• [Exercise details]: Restate the material word for word and leave out anything that is a picture.
** begin **
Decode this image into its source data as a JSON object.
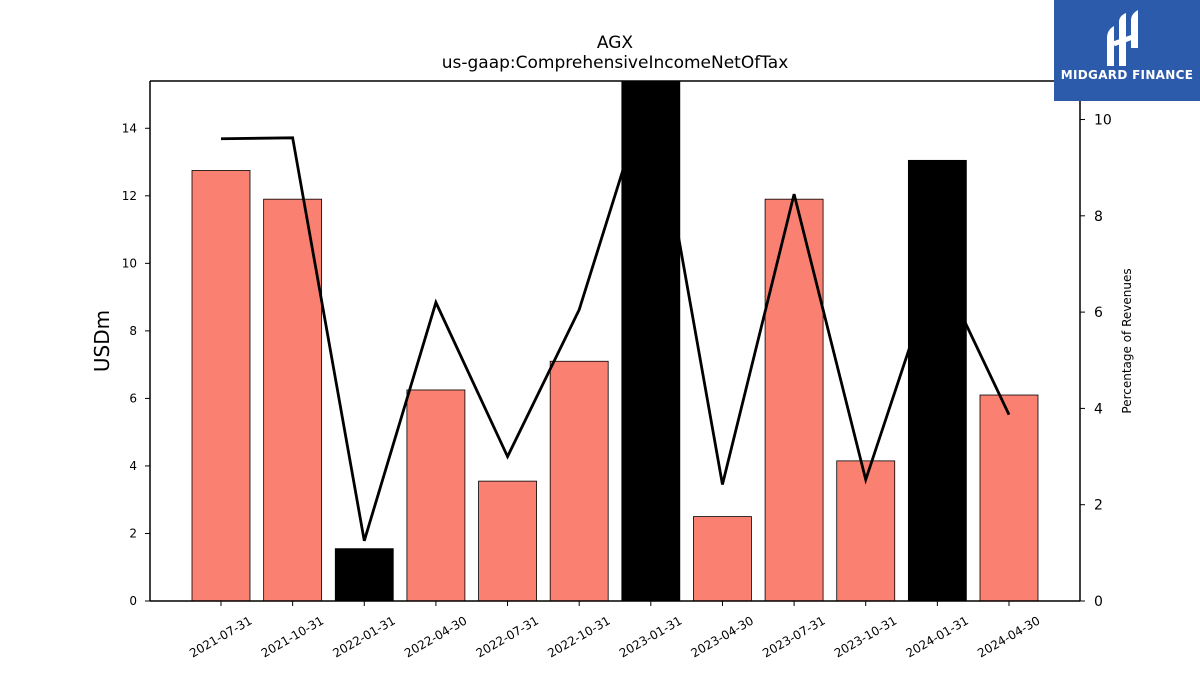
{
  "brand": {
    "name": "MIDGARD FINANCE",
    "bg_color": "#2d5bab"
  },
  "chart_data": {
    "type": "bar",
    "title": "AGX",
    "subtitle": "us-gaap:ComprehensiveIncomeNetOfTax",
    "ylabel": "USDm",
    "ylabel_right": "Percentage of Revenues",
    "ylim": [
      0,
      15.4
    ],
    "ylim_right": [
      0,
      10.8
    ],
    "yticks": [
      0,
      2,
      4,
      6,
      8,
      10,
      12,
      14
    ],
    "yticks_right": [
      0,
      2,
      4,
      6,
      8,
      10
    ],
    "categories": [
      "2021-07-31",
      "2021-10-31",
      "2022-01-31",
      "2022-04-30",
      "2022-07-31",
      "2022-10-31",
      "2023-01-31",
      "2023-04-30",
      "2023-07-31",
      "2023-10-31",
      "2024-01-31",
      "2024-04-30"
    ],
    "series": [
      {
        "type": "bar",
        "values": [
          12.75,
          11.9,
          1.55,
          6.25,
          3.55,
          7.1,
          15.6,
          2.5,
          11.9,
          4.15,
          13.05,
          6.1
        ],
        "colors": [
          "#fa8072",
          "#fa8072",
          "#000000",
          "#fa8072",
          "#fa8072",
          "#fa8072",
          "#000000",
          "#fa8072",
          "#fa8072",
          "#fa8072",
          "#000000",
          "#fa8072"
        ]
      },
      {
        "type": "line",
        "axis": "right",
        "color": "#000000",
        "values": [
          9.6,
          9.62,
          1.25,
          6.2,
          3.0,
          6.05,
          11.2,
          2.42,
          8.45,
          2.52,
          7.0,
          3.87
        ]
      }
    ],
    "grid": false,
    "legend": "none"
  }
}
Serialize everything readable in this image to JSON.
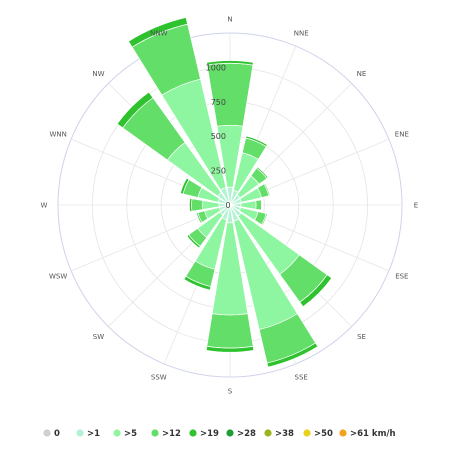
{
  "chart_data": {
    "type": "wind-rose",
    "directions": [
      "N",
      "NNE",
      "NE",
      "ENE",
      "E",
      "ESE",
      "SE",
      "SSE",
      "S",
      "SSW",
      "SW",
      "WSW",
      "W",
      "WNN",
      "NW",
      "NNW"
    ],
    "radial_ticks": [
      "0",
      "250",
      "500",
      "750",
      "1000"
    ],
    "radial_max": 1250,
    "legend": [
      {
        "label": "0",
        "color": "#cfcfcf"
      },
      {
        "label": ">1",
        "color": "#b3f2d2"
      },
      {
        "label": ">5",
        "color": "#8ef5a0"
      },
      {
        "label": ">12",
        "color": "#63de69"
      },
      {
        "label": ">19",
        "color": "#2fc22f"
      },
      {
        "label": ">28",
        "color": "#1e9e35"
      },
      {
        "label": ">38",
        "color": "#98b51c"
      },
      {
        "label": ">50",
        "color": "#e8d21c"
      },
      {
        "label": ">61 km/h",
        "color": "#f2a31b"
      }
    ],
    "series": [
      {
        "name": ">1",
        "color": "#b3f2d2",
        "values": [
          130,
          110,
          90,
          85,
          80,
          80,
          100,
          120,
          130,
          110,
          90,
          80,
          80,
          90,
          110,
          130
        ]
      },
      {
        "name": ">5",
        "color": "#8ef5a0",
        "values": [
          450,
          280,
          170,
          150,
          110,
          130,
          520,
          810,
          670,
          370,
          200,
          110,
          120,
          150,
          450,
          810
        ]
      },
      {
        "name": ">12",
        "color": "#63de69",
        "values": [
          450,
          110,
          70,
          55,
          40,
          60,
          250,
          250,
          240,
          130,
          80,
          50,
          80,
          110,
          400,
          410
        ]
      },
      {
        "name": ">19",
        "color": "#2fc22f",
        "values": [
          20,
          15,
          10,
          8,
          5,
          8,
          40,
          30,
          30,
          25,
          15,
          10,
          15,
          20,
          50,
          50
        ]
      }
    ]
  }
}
** end **
• [Exercise result]:
Decode this image into its source data as a JSON object.
{
  "brand": {
    "name": "MIDGARD FINANCE",
    "bg_color": "#2d5bab"
  },
  "chart_data": {
    "type": "bar",
    "title": "AGX",
    "subtitle": "us-gaap:ComprehensiveIncomeNetOfTax",
    "ylabel": "USDm",
    "ylabel_right": "Percentage of Revenues",
    "ylim": [
      0,
      15.4
    ],
    "ylim_right": [
      0,
      10.8
    ],
    "yticks": [
      0,
      2,
      4,
      6,
      8,
      10,
      12,
      14
    ],
    "yticks_right": [
      0,
      2,
      4,
      6,
      8,
      10
    ],
    "categories": [
      "2021-07-31",
      "2021-10-31",
      "2022-01-31",
      "2022-04-30",
      "2022-07-31",
      "2022-10-31",
      "2023-01-31",
      "2023-04-30",
      "2023-07-31",
      "2023-10-31",
      "2024-01-31",
      "2024-04-30"
    ],
    "series": [
      {
        "type": "bar",
        "values": [
          12.75,
          11.9,
          1.55,
          6.25,
          3.55,
          7.1,
          15.6,
          2.5,
          11.9,
          4.15,
          13.05,
          6.1
        ],
        "colors": [
          "#fa8072",
          "#fa8072",
          "#000000",
          "#fa8072",
          "#fa8072",
          "#fa8072",
          "#000000",
          "#fa8072",
          "#fa8072",
          "#fa8072",
          "#000000",
          "#fa8072"
        ]
      },
      {
        "type": "line",
        "axis": "right",
        "color": "#000000",
        "values": [
          9.6,
          9.62,
          1.25,
          6.2,
          3.0,
          6.05,
          11.2,
          2.42,
          8.45,
          2.52,
          7.0,
          3.87
        ]
      }
    ],
    "grid": false,
    "legend": "none"
  }
}
Serialize everything readable in this image to JSON.
{
  "chart_data": {
    "type": "wind-rose",
    "directions": [
      "N",
      "NNE",
      "NE",
      "ENE",
      "E",
      "ESE",
      "SE",
      "SSE",
      "S",
      "SSW",
      "SW",
      "WSW",
      "W",
      "WNN",
      "NW",
      "NNW"
    ],
    "radial_ticks": [
      "0",
      "250",
      "500",
      "750",
      "1000"
    ],
    "radial_max": 1250,
    "legend": [
      {
        "label": "0",
        "color": "#cfcfcf"
      },
      {
        "label": ">1",
        "color": "#b3f2d2"
      },
      {
        "label": ">5",
        "color": "#8ef5a0"
      },
      {
        "label": ">12",
        "color": "#63de69"
      },
      {
        "label": ">19",
        "color": "#2fc22f"
      },
      {
        "label": ">28",
        "color": "#1e9e35"
      },
      {
        "label": ">38",
        "color": "#98b51c"
      },
      {
        "label": ">50",
        "color": "#e8d21c"
      },
      {
        "label": ">61 km/h",
        "color": "#f2a31b"
      }
    ],
    "series": [
      {
        "name": ">1",
        "color": "#b3f2d2",
        "values": [
          130,
          110,
          90,
          85,
          80,
          80,
          100,
          120,
          130,
          110,
          90,
          80,
          80,
          90,
          110,
          130
        ]
      },
      {
        "name": ">5",
        "color": "#8ef5a0",
        "values": [
          450,
          280,
          170,
          150,
          110,
          130,
          520,
          810,
          670,
          370,
          200,
          110,
          120,
          150,
          450,
          810
        ]
      },
      {
        "name": ">12",
        "color": "#63de69",
        "values": [
          450,
          110,
          70,
          55,
          40,
          60,
          250,
          250,
          240,
          130,
          80,
          50,
          80,
          110,
          400,
          410
        ]
      },
      {
        "name": ">19",
        "color": "#2fc22f",
        "values": [
          20,
          15,
          10,
          8,
          5,
          8,
          40,
          30,
          30,
          25,
          15,
          10,
          15,
          20,
          50,
          50
        ]
      }
    ]
  }
}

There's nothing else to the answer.